Write out every line of the material as it stands, apart from the pictures.

◆ DATASET RECORDS ◆
################

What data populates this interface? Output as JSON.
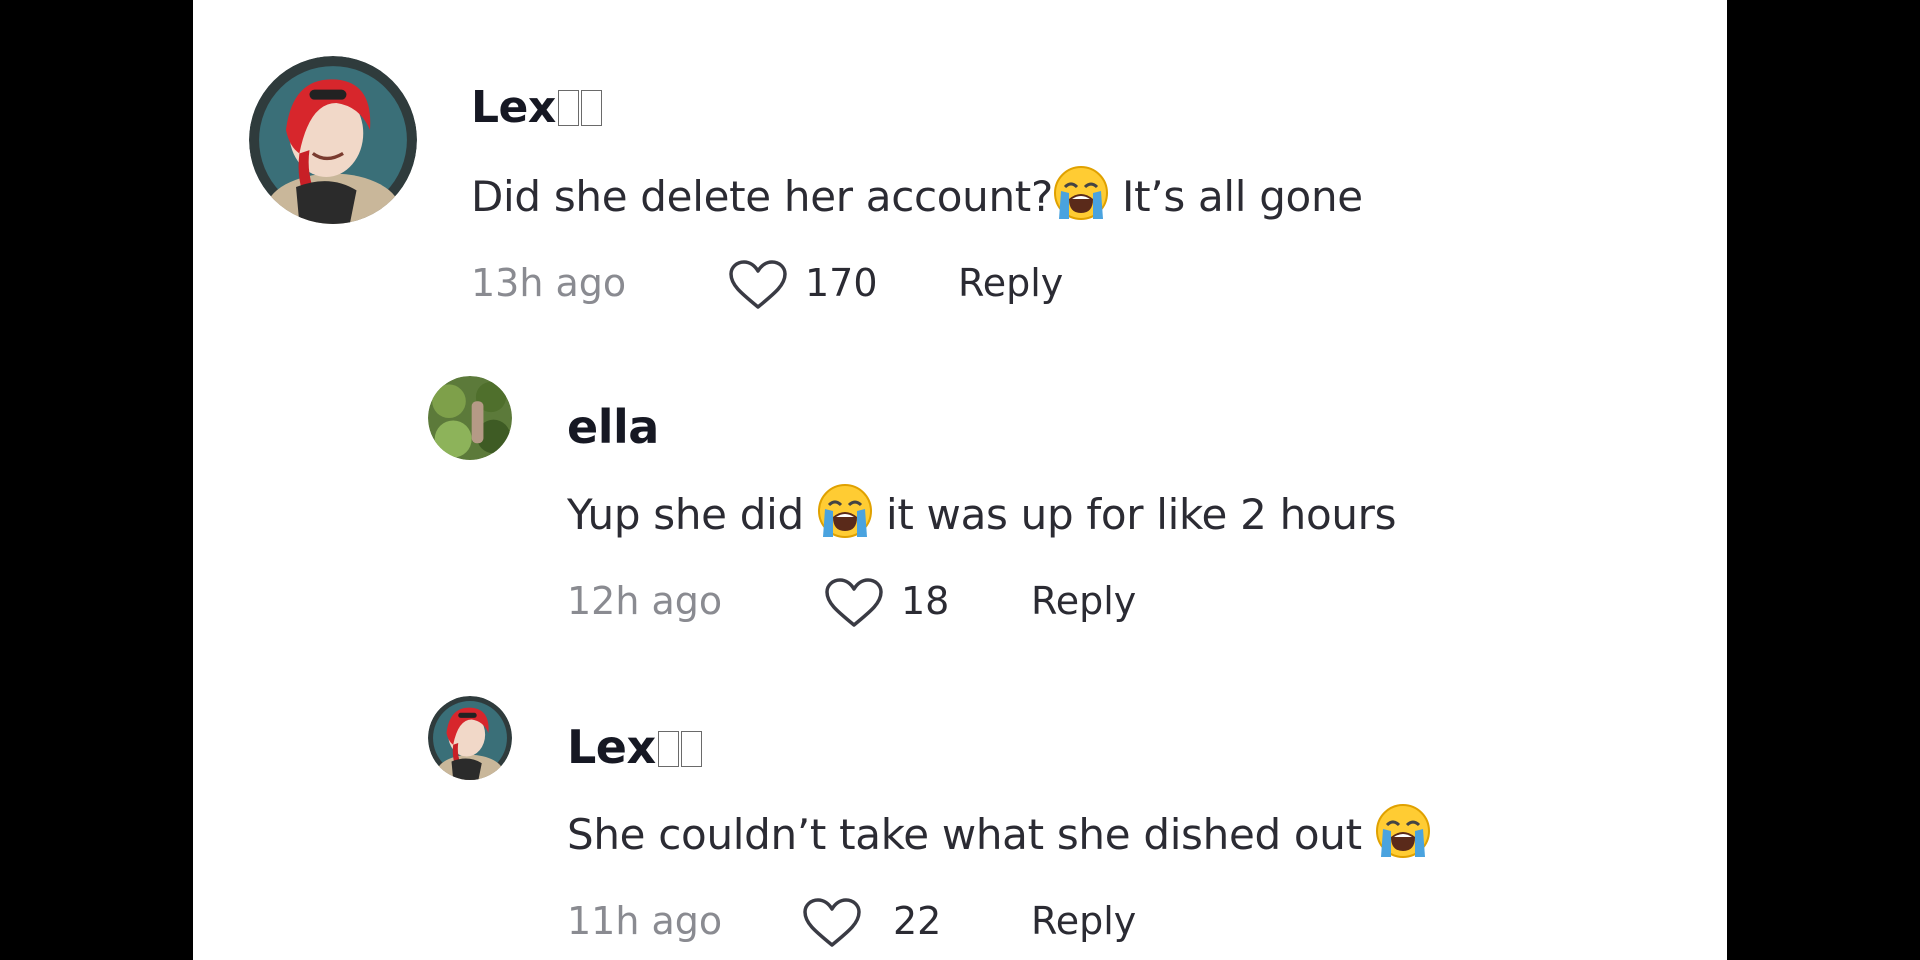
{
  "colors": {
    "background_frame": "#000000",
    "panel": "#ffffff",
    "username": "#161823",
    "body_text": "#2b2b33",
    "timestamp": "#8a8b91"
  },
  "comments": [
    {
      "username": "Lex",
      "text_before": "Did she delete her account?",
      "emoji": "loudly-crying-face-icon",
      "text_after": " It’s all gone",
      "time": "13h ago",
      "likes": "170",
      "reply_label": "Reply"
    },
    {
      "username": "ella",
      "text_before": "Yup she did ",
      "emoji": "loudly-crying-face-icon",
      "text_after": " it was up for like 2 hours",
      "time": "12h ago",
      "likes": "18",
      "reply_label": "Reply"
    },
    {
      "username": "Lex",
      "text_before": "She couldn’t take what she dished out ",
      "emoji": "loudly-crying-face-icon",
      "text_after": "",
      "time": "11h ago",
      "likes": "22",
      "reply_label": "Reply"
    }
  ]
}
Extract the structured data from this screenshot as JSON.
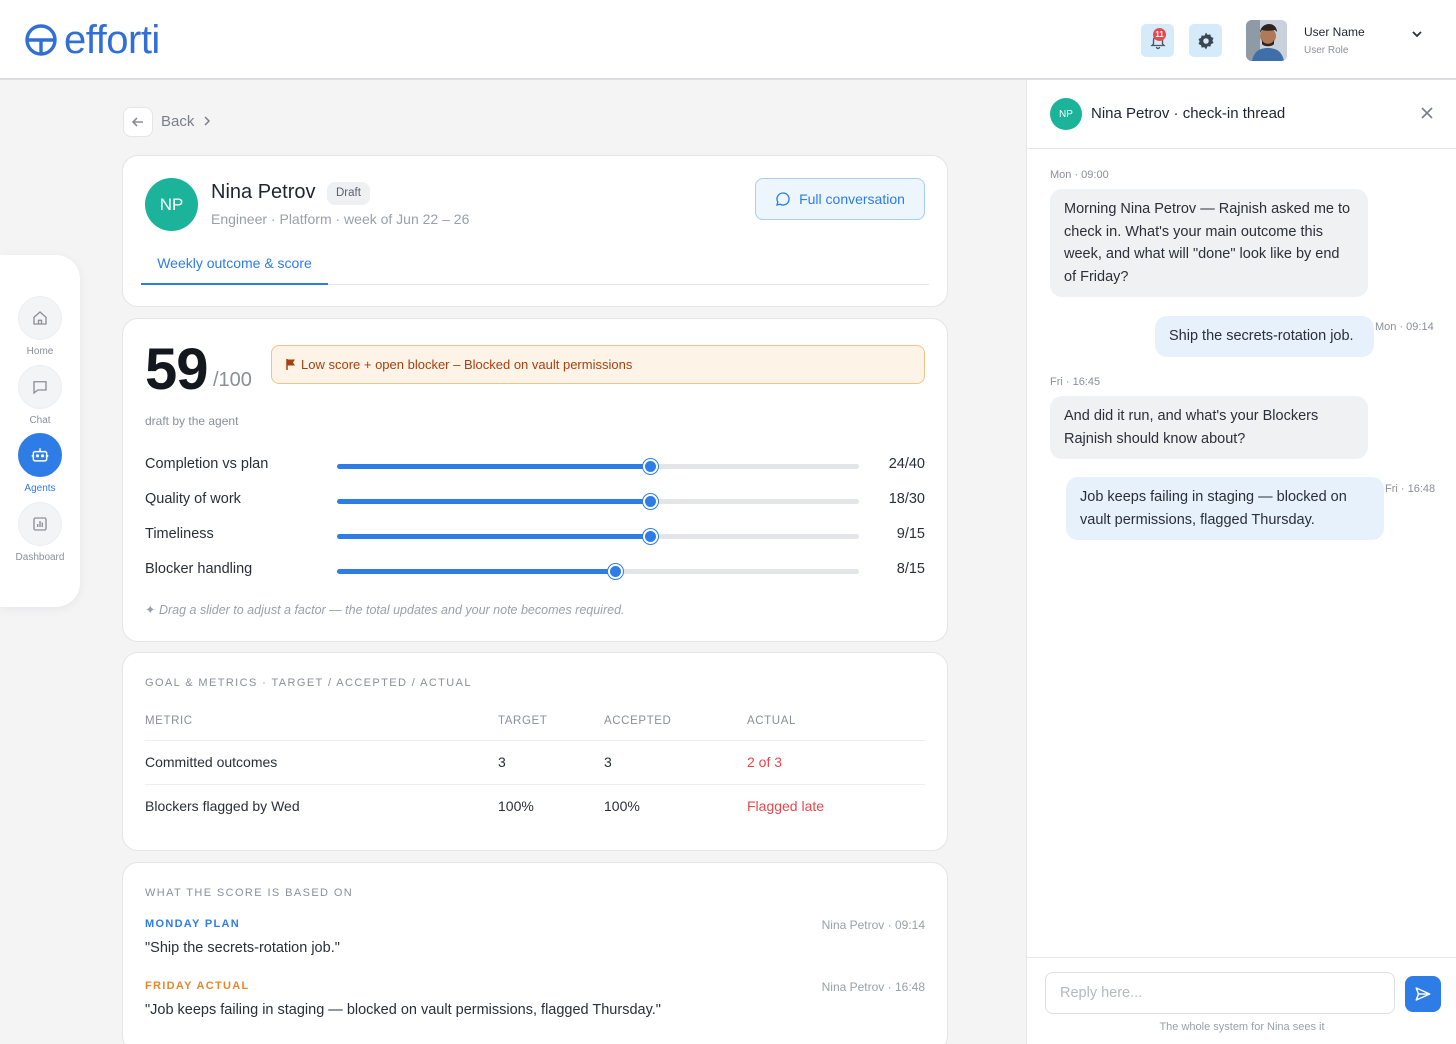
{
  "header": {
    "logo_text": "efforti",
    "notification_count": "11",
    "user_name": "User Name",
    "user_role": "User Role",
    "accent": "#2e7ce6"
  },
  "sidebar": {
    "items": [
      {
        "label": "Home",
        "icon": "home-icon"
      },
      {
        "label": "Chat",
        "icon": "chat-icon"
      },
      {
        "label": "Agents",
        "icon": "robot-icon",
        "active": true
      },
      {
        "label": "Dashboard",
        "icon": "dashboard-icon"
      }
    ]
  },
  "breadcrumb": {
    "back_label": "Back"
  },
  "profile": {
    "initials": "NP",
    "name": "Nina Petrov",
    "status": "Draft",
    "subtitle": "Engineer · Platform · week of Jun 22 – 26",
    "full_conversation_label": "Full conversation",
    "tab_label": "Weekly outcome & score"
  },
  "score": {
    "value": "59",
    "out_of": "/100",
    "note": "draft by the agent",
    "alert": "Low score + open blocker – Blocked on vault permissions",
    "factors": [
      {
        "label": "Completion vs plan",
        "value": "24/40",
        "level": 0.6
      },
      {
        "label": "Quality of work",
        "value": "18/30",
        "level": 0.6
      },
      {
        "label": "Timeliness",
        "value": "9/15",
        "level": 0.6
      },
      {
        "label": "Blocker handling",
        "value": "8/15",
        "level": 0.533
      }
    ],
    "hint": "Drag a slider to adjust a factor — the total updates and your note becomes required."
  },
  "metrics": {
    "section_title": "GOAL & METRICS · TARGET / ACCEPTED / ACTUAL",
    "columns": [
      "METRIC",
      "TARGET",
      "ACCEPTED",
      "ACTUAL"
    ],
    "rows": [
      {
        "metric": "Committed outcomes",
        "target": "3",
        "accepted": "3",
        "actual": "2 of 3"
      },
      {
        "metric": "Blockers flagged by Wed",
        "target": "100%",
        "accepted": "100%",
        "actual": "Flagged late"
      }
    ]
  },
  "basis": {
    "section_title": "WHAT THE SCORE IS BASED ON",
    "items": [
      {
        "tag": "MONDAY PLAN",
        "meta": "Nina Petrov · 09:14",
        "quote": "\"Ship the secrets-rotation job.\"",
        "color": "#2e7ce6"
      },
      {
        "tag": "FRIDAY ACTUAL",
        "meta": "Nina Petrov · 16:48",
        "quote": "\"Job keeps failing in staging — blocked on vault permissions, flagged Thursday.\"",
        "color": "#e8862a"
      }
    ]
  },
  "thread": {
    "initials": "NP",
    "title": "Nina Petrov · check-in thread",
    "messages": [
      {
        "time": "Mon · 09:00",
        "text": "Morning Nina Petrov — Rajnish asked me to check in. What's your main outcome this week, and what will \"done\" look like by end of Friday?",
        "from": "agent"
      },
      {
        "time": "Mon · 09:14",
        "text": "Ship the secrets-rotation job.",
        "from": "user"
      },
      {
        "time": "Fri · 16:45",
        "text": "And did it run, and what's your Blockers Rajnish should know about?",
        "from": "agent"
      },
      {
        "time": "Fri · 16:48",
        "text": "Job keeps failing in staging — blocked on vault permissions, flagged Thursday.",
        "from": "user"
      }
    ],
    "reply_placeholder": "Reply here...",
    "composer_note": "The whole system for Nina sees it"
  }
}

################

◆ SOLUTION FOR THIS EXERCISE ◆
What data populates this interface? Output as JSON.
{
  "colors": {
    "background_frame": "#000000",
    "panel": "#ffffff",
    "username": "#161823",
    "body_text": "#2b2b33",
    "timestamp": "#8a8b91"
  },
  "comments": [
    {
      "username": "Lex",
      "text_before": "Did she delete her account?",
      "emoji": "loudly-crying-face-icon",
      "text_after": " It’s all gone",
      "time": "13h ago",
      "likes": "170",
      "reply_label": "Reply"
    },
    {
      "username": "ella",
      "text_before": "Yup she did ",
      "emoji": "loudly-crying-face-icon",
      "text_after": " it was up for like 2 hours",
      "time": "12h ago",
      "likes": "18",
      "reply_label": "Reply"
    },
    {
      "username": "Lex",
      "text_before": "She couldn’t take what she dished out ",
      "emoji": "loudly-crying-face-icon",
      "text_after": "",
      "time": "11h ago",
      "likes": "22",
      "reply_label": "Reply"
    }
  ]
}
Extract the structured data from this screenshot as JSON.
{
  "header": {
    "logo_text": "efforti",
    "notification_count": "11",
    "user_name": "User Name",
    "user_role": "User Role",
    "accent": "#2e7ce6"
  },
  "sidebar": {
    "items": [
      {
        "label": "Home",
        "icon": "home-icon"
      },
      {
        "label": "Chat",
        "icon": "chat-icon"
      },
      {
        "label": "Agents",
        "icon": "robot-icon",
        "active": true
      },
      {
        "label": "Dashboard",
        "icon": "dashboard-icon"
      }
    ]
  },
  "breadcrumb": {
    "back_label": "Back"
  },
  "profile": {
    "initials": "NP",
    "name": "Nina Petrov",
    "status": "Draft",
    "subtitle": "Engineer · Platform · week of Jun 22 – 26",
    "full_conversation_label": "Full conversation",
    "tab_label": "Weekly outcome & score"
  },
  "score": {
    "value": "59",
    "out_of": "/100",
    "note": "draft by the agent",
    "alert": "Low score + open blocker – Blocked on vault permissions",
    "factors": [
      {
        "label": "Completion vs plan",
        "value": "24/40",
        "level": 0.6
      },
      {
        "label": "Quality of work",
        "value": "18/30",
        "level": 0.6
      },
      {
        "label": "Timeliness",
        "value": "9/15",
        "level": 0.6
      },
      {
        "label": "Blocker handling",
        "value": "8/15",
        "level": 0.533
      }
    ],
    "hint": "Drag a slider to adjust a factor — the total updates and your note becomes required."
  },
  "metrics": {
    "section_title": "GOAL & METRICS · TARGET / ACCEPTED / ACTUAL",
    "columns": [
      "METRIC",
      "TARGET",
      "ACCEPTED",
      "ACTUAL"
    ],
    "rows": [
      {
        "metric": "Committed outcomes",
        "target": "3",
        "accepted": "3",
        "actual": "2 of 3"
      },
      {
        "metric": "Blockers flagged by Wed",
        "target": "100%",
        "accepted": "100%",
        "actual": "Flagged late"
      }
    ]
  },
  "basis": {
    "section_title": "WHAT THE SCORE IS BASED ON",
    "items": [
      {
        "tag": "MONDAY PLAN",
        "meta": "Nina Petrov · 09:14",
        "quote": "\"Ship the secrets-rotation job.\"",
        "color": "#2e7ce6"
      },
      {
        "tag": "FRIDAY ACTUAL",
        "meta": "Nina Petrov · 16:48",
        "quote": "\"Job keeps failing in staging — blocked on vault permissions, flagged Thursday.\"",
        "color": "#e8862a"
      }
    ]
  },
  "thread": {
    "initials": "NP",
    "title": "Nina Petrov · check-in thread",
    "messages": [
      {
        "time": "Mon · 09:00",
        "text": "Morning Nina Petrov — Rajnish asked me to check in. What's your main outcome this week, and what will \"done\" look like by end of Friday?",
        "from": "agent"
      },
      {
        "time": "Mon · 09:14",
        "text": "Ship the secrets-rotation job.",
        "from": "user"
      },
      {
        "time": "Fri · 16:45",
        "text": "And did it run, and what's your Blockers Rajnish should know about?",
        "from": "agent"
      },
      {
        "time": "Fri · 16:48",
        "text": "Job keeps failing in staging — blocked on vault permissions, flagged Thursday.",
        "from": "user"
      }
    ],
    "reply_placeholder": "Reply here...",
    "composer_note": "The whole system for Nina sees it"
  }
}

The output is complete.